▶ Stored data
## Begin

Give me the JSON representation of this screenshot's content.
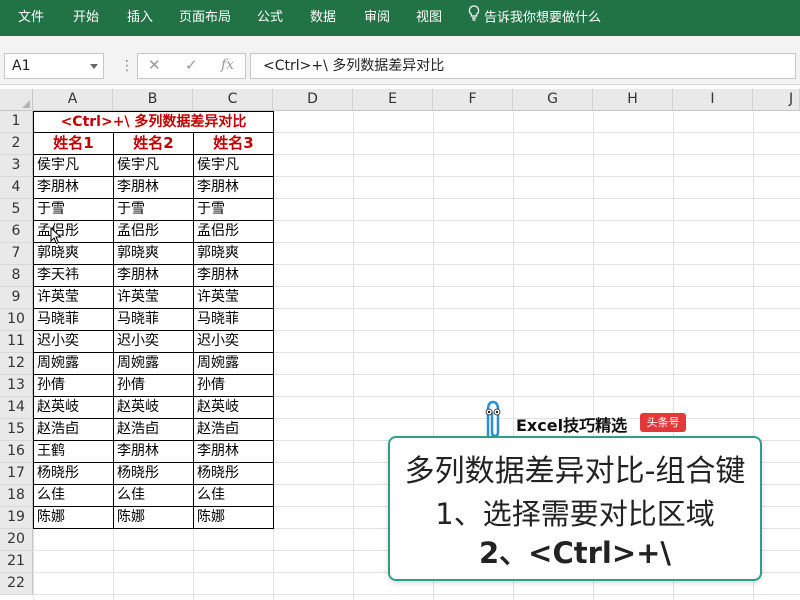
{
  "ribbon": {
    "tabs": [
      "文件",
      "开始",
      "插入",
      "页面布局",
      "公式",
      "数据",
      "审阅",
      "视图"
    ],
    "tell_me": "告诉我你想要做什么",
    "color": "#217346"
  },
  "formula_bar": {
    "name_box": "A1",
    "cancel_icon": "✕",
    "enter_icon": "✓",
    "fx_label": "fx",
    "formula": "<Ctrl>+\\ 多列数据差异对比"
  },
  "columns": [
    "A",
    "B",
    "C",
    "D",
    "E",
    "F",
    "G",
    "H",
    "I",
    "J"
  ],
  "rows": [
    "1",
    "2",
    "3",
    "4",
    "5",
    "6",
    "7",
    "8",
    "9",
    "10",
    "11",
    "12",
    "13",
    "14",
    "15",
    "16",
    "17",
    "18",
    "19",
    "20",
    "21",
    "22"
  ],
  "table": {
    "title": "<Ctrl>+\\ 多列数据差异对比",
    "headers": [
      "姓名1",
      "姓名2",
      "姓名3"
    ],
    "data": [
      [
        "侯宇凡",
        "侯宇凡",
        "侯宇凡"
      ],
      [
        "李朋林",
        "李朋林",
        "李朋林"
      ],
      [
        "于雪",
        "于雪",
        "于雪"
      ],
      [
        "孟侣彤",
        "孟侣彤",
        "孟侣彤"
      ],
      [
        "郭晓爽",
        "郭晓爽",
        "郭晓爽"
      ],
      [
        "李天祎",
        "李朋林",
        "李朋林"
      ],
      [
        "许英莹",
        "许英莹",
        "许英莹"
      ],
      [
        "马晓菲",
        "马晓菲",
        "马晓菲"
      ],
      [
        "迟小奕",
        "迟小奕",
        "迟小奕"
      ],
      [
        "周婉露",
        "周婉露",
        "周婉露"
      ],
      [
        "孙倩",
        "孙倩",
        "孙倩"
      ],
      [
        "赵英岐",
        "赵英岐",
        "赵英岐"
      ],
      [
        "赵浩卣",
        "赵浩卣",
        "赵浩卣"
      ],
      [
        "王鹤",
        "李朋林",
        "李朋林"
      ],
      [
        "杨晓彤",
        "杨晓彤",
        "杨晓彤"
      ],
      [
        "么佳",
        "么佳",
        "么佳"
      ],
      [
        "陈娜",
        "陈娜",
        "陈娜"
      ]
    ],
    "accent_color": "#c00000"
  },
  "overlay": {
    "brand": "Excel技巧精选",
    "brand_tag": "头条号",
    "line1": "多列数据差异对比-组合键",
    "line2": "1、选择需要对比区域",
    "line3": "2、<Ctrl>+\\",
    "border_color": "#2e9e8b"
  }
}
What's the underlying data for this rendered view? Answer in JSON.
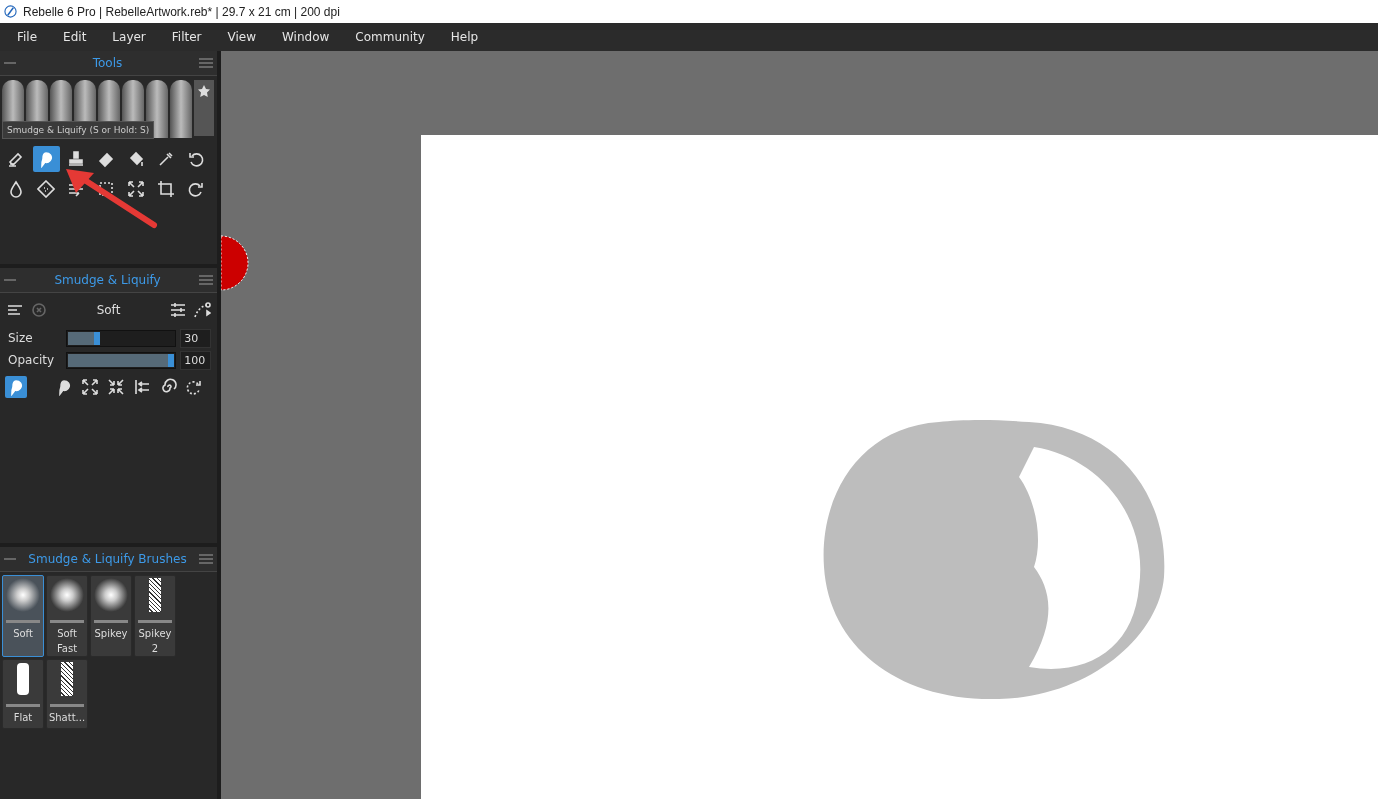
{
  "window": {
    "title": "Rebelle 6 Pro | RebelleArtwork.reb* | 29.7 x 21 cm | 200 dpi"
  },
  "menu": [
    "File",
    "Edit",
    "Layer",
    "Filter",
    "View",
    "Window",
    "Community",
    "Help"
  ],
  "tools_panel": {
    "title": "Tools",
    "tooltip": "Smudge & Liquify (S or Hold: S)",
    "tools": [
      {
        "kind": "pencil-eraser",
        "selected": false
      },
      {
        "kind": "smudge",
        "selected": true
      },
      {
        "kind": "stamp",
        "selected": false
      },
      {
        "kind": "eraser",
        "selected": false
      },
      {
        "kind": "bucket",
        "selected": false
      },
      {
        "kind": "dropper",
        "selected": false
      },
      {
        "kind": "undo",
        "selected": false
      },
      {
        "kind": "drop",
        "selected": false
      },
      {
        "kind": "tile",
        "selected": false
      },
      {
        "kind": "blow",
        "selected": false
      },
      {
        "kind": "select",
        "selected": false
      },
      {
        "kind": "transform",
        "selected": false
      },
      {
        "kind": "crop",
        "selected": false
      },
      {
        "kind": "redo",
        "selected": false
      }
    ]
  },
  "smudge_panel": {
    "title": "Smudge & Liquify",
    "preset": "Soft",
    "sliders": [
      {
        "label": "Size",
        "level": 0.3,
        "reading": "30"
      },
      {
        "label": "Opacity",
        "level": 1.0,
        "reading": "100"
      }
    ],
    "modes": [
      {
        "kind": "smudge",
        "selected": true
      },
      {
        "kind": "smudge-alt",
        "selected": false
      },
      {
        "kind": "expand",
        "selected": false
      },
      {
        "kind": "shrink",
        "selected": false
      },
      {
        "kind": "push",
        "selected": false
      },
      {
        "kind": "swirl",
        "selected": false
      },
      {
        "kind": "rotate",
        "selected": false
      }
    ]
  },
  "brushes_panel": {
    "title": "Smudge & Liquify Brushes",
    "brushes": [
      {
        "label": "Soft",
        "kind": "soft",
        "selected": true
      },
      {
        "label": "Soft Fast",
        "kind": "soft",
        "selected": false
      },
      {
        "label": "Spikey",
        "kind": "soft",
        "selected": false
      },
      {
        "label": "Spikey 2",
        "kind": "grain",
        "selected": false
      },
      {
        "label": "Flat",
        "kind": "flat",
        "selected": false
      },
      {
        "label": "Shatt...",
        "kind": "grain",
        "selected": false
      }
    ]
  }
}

## End

▶ Exercise requirements
Write out each line of the data exactly; the images should be left out.

▶ Task solution
Give me the JSON representation of this screenshot's content.
{
  "ribbon": {
    "tabs": [
      "文件",
      "开始",
      "插入",
      "页面布局",
      "公式",
      "数据",
      "审阅",
      "视图"
    ],
    "tell_me": "告诉我你想要做什么",
    "color": "#217346"
  },
  "formula_bar": {
    "name_box": "A1",
    "cancel_icon": "✕",
    "enter_icon": "✓",
    "fx_label": "fx",
    "formula": "<Ctrl>+\\ 多列数据差异对比"
  },
  "columns": [
    "A",
    "B",
    "C",
    "D",
    "E",
    "F",
    "G",
    "H",
    "I",
    "J"
  ],
  "rows": [
    "1",
    "2",
    "3",
    "4",
    "5",
    "6",
    "7",
    "8",
    "9",
    "10",
    "11",
    "12",
    "13",
    "14",
    "15",
    "16",
    "17",
    "18",
    "19",
    "20",
    "21",
    "22"
  ],
  "table": {
    "title": "<Ctrl>+\\ 多列数据差异对比",
    "headers": [
      "姓名1",
      "姓名2",
      "姓名3"
    ],
    "data": [
      [
        "侯宇凡",
        "侯宇凡",
        "侯宇凡"
      ],
      [
        "李朋林",
        "李朋林",
        "李朋林"
      ],
      [
        "于雪",
        "于雪",
        "于雪"
      ],
      [
        "孟侣彤",
        "孟侣彤",
        "孟侣彤"
      ],
      [
        "郭晓爽",
        "郭晓爽",
        "郭晓爽"
      ],
      [
        "李天祎",
        "李朋林",
        "李朋林"
      ],
      [
        "许英莹",
        "许英莹",
        "许英莹"
      ],
      [
        "马晓菲",
        "马晓菲",
        "马晓菲"
      ],
      [
        "迟小奕",
        "迟小奕",
        "迟小奕"
      ],
      [
        "周婉露",
        "周婉露",
        "周婉露"
      ],
      [
        "孙倩",
        "孙倩",
        "孙倩"
      ],
      [
        "赵英岐",
        "赵英岐",
        "赵英岐"
      ],
      [
        "赵浩卣",
        "赵浩卣",
        "赵浩卣"
      ],
      [
        "王鹤",
        "李朋林",
        "李朋林"
      ],
      [
        "杨晓彤",
        "杨晓彤",
        "杨晓彤"
      ],
      [
        "么佳",
        "么佳",
        "么佳"
      ],
      [
        "陈娜",
        "陈娜",
        "陈娜"
      ]
    ],
    "accent_color": "#c00000"
  },
  "overlay": {
    "brand": "Excel技巧精选",
    "brand_tag": "头条号",
    "line1": "多列数据差异对比-组合键",
    "line2": "1、选择需要对比区域",
    "line3": "2、<Ctrl>+\\",
    "border_color": "#2e9e8b"
  }
}
What's the underlying data for this rendered view? Answer in JSON.
{
  "window": {
    "title": "Rebelle 6 Pro | RebelleArtwork.reb* | 29.7 x 21 cm | 200 dpi"
  },
  "menu": [
    "File",
    "Edit",
    "Layer",
    "Filter",
    "View",
    "Window",
    "Community",
    "Help"
  ],
  "tools_panel": {
    "title": "Tools",
    "tooltip": "Smudge & Liquify (S or Hold: S)",
    "tools": [
      {
        "kind": "pencil-eraser",
        "selected": false
      },
      {
        "kind": "smudge",
        "selected": true
      },
      {
        "kind": "stamp",
        "selected": false
      },
      {
        "kind": "eraser",
        "selected": false
      },
      {
        "kind": "bucket",
        "selected": false
      },
      {
        "kind": "dropper",
        "selected": false
      },
      {
        "kind": "undo",
        "selected": false
      },
      {
        "kind": "drop",
        "selected": false
      },
      {
        "kind": "tile",
        "selected": false
      },
      {
        "kind": "blow",
        "selected": false
      },
      {
        "kind": "select",
        "selected": false
      },
      {
        "kind": "transform",
        "selected": false
      },
      {
        "kind": "crop",
        "selected": false
      },
      {
        "kind": "redo",
        "selected": false
      }
    ]
  },
  "smudge_panel": {
    "title": "Smudge & Liquify",
    "preset": "Soft",
    "sliders": [
      {
        "label": "Size",
        "level": 0.3,
        "reading": "30"
      },
      {
        "label": "Opacity",
        "level": 1.0,
        "reading": "100"
      }
    ],
    "modes": [
      {
        "kind": "smudge",
        "selected": true
      },
      {
        "kind": "smudge-alt",
        "selected": false
      },
      {
        "kind": "expand",
        "selected": false
      },
      {
        "kind": "shrink",
        "selected": false
      },
      {
        "kind": "push",
        "selected": false
      },
      {
        "kind": "swirl",
        "selected": false
      },
      {
        "kind": "rotate",
        "selected": false
      }
    ]
  },
  "brushes_panel": {
    "title": "Smudge & Liquify Brushes",
    "brushes": [
      {
        "label": "Soft",
        "kind": "soft",
        "selected": true
      },
      {
        "label": "Soft Fast",
        "kind": "soft",
        "selected": false
      },
      {
        "label": "Spikey",
        "kind": "soft",
        "selected": false
      },
      {
        "label": "Spikey 2",
        "kind": "grain",
        "selected": false
      },
      {
        "label": "Flat",
        "kind": "flat",
        "selected": false
      },
      {
        "label": "Shatt...",
        "kind": "grain",
        "selected": false
      }
    ]
  }
}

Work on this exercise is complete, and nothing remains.